### Exercise:
In this exercise, return the whole listing exactly, excluding any images.

### Input data:
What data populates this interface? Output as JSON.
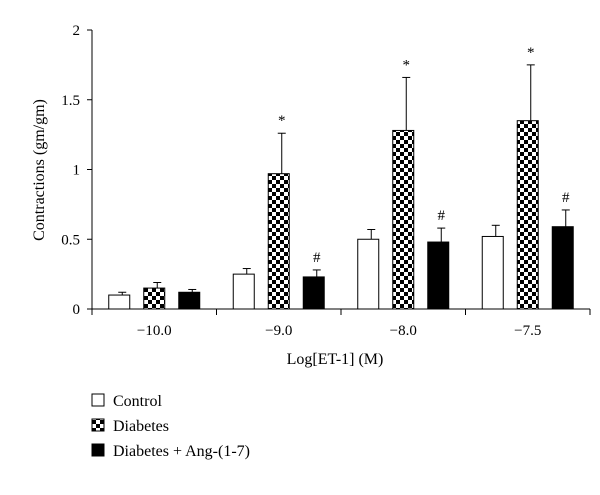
{
  "chart_data": {
    "type": "bar",
    "xlabel": "Log[ET-1] (M)",
    "ylabel": "Contractions (gm/gm)",
    "ylim": [
      0,
      2
    ],
    "yticks": [
      "0",
      "0.5",
      "1",
      "1.5",
      "2"
    ],
    "categories": [
      "−10.0",
      "−9.0",
      "−8.0",
      "−7.5"
    ],
    "legend_position": "bottom-left",
    "series": [
      {
        "name": "Control",
        "style": "white",
        "values": [
          0.1,
          0.25,
          0.5,
          0.52
        ],
        "errors": [
          0.02,
          0.04,
          0.07,
          0.08
        ],
        "markers": [
          "",
          "",
          "",
          ""
        ]
      },
      {
        "name": "Diabetes",
        "style": "checker",
        "values": [
          0.15,
          0.97,
          1.28,
          1.35
        ],
        "errors": [
          0.04,
          0.29,
          0.38,
          0.4
        ],
        "markers": [
          "",
          "*",
          "*",
          "*"
        ]
      },
      {
        "name": "Diabetes + Ang-(1-7)",
        "style": "black",
        "values": [
          0.12,
          0.23,
          0.48,
          0.59
        ],
        "errors": [
          0.02,
          0.05,
          0.1,
          0.12
        ],
        "markers": [
          "",
          "#",
          "#",
          "#"
        ]
      }
    ]
  }
}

### Solution for this problem:
What data populates this interface? Output as JSON.
{
  "chart_data": {
    "type": "bar",
    "xlabel": "Log[ET-1] (M)",
    "ylabel": "Contractions (gm/gm)",
    "ylim": [
      0,
      2
    ],
    "yticks": [
      "0",
      "0.5",
      "1",
      "1.5",
      "2"
    ],
    "categories": [
      "−10.0",
      "−9.0",
      "−8.0",
      "−7.5"
    ],
    "legend_position": "bottom-left",
    "series": [
      {
        "name": "Control",
        "style": "white",
        "values": [
          0.1,
          0.25,
          0.5,
          0.52
        ],
        "errors": [
          0.02,
          0.04,
          0.07,
          0.08
        ],
        "markers": [
          "",
          "",
          "",
          ""
        ]
      },
      {
        "name": "Diabetes",
        "style": "checker",
        "values": [
          0.15,
          0.97,
          1.28,
          1.35
        ],
        "errors": [
          0.04,
          0.29,
          0.38,
          0.4
        ],
        "markers": [
          "",
          "*",
          "*",
          "*"
        ]
      },
      {
        "name": "Diabetes + Ang-(1-7)",
        "style": "black",
        "values": [
          0.12,
          0.23,
          0.48,
          0.59
        ],
        "errors": [
          0.02,
          0.05,
          0.1,
          0.12
        ],
        "markers": [
          "",
          "#",
          "#",
          "#"
        ]
      }
    ]
  }
}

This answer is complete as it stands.